GIVEN TASK: Gather the lines that hold the string "client".
□ □ □
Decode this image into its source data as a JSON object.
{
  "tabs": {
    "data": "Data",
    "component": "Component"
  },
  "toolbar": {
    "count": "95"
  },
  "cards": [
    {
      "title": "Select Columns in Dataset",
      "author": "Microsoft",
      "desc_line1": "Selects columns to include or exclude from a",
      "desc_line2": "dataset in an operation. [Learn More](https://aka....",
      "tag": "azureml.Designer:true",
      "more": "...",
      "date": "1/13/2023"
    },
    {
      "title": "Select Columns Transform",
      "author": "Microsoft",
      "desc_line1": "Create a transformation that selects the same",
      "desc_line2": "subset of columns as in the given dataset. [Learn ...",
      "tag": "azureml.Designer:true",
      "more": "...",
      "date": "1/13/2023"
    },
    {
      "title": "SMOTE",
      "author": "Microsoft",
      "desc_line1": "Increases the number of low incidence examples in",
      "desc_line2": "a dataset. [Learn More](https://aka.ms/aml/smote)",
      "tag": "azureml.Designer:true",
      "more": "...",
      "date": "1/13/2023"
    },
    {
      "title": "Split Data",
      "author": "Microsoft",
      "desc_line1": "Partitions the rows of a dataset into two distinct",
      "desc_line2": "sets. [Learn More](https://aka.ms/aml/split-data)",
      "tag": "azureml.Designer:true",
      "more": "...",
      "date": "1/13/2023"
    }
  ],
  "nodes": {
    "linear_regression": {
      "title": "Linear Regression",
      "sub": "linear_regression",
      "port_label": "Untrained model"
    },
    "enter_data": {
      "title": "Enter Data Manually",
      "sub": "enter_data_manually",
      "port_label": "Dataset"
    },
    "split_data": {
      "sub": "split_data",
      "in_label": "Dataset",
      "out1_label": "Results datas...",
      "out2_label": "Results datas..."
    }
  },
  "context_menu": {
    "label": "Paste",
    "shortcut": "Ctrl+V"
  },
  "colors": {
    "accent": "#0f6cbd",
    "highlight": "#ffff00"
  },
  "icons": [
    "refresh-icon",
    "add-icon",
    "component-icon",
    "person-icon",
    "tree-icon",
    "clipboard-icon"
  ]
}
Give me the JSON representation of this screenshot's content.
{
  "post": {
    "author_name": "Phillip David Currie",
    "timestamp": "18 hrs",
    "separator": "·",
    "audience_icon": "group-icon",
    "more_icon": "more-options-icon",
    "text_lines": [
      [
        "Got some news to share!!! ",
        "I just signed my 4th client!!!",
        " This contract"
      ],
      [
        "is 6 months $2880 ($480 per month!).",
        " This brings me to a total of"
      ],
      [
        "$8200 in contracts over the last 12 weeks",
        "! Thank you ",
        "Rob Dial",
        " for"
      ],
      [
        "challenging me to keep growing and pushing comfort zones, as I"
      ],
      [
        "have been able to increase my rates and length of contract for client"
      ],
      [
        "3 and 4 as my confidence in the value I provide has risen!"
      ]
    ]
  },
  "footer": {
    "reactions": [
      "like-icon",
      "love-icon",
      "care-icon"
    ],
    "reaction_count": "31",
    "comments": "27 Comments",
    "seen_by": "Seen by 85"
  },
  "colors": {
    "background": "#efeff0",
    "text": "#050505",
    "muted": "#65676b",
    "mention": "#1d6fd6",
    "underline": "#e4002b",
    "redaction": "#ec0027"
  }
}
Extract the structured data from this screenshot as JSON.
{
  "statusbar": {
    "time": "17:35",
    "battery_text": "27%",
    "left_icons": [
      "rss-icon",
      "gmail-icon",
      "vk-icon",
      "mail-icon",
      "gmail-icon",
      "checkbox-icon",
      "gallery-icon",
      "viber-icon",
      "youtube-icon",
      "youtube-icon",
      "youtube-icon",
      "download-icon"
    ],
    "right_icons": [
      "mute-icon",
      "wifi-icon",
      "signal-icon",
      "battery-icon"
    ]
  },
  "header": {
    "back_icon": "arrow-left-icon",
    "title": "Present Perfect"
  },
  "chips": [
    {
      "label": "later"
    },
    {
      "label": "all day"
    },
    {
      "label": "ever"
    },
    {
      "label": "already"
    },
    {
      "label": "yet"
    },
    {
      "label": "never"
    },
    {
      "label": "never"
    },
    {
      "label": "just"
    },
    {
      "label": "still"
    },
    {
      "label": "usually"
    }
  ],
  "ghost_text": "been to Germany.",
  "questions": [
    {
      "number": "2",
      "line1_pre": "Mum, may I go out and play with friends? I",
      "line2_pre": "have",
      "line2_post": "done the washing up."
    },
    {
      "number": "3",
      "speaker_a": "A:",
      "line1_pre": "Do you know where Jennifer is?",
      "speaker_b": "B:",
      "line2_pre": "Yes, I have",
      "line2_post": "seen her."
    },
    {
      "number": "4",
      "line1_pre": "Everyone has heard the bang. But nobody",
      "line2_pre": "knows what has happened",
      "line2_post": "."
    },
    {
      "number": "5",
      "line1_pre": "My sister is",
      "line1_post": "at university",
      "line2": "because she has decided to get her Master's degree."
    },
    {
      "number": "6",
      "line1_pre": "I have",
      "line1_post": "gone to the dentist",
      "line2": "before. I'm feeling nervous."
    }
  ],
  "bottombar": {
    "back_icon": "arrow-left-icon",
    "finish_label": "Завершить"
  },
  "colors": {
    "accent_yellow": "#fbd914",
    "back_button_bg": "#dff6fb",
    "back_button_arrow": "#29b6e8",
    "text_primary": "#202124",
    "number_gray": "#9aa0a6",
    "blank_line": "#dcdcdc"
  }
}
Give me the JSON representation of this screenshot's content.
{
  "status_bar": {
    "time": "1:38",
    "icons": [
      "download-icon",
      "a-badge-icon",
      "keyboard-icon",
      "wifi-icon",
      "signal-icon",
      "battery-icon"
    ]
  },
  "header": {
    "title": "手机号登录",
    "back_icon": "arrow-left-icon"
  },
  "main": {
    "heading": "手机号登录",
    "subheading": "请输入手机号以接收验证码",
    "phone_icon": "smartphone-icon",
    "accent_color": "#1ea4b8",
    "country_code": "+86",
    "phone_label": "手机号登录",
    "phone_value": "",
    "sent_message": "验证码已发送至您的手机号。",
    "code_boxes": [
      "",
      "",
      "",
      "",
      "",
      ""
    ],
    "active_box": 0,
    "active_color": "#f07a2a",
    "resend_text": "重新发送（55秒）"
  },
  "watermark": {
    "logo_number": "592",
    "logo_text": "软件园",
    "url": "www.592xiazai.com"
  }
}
□ □ □
FINAL RESULT:
        "I just signed my 4th client!!!",
        "have been able to increase my rates and length of contract for client"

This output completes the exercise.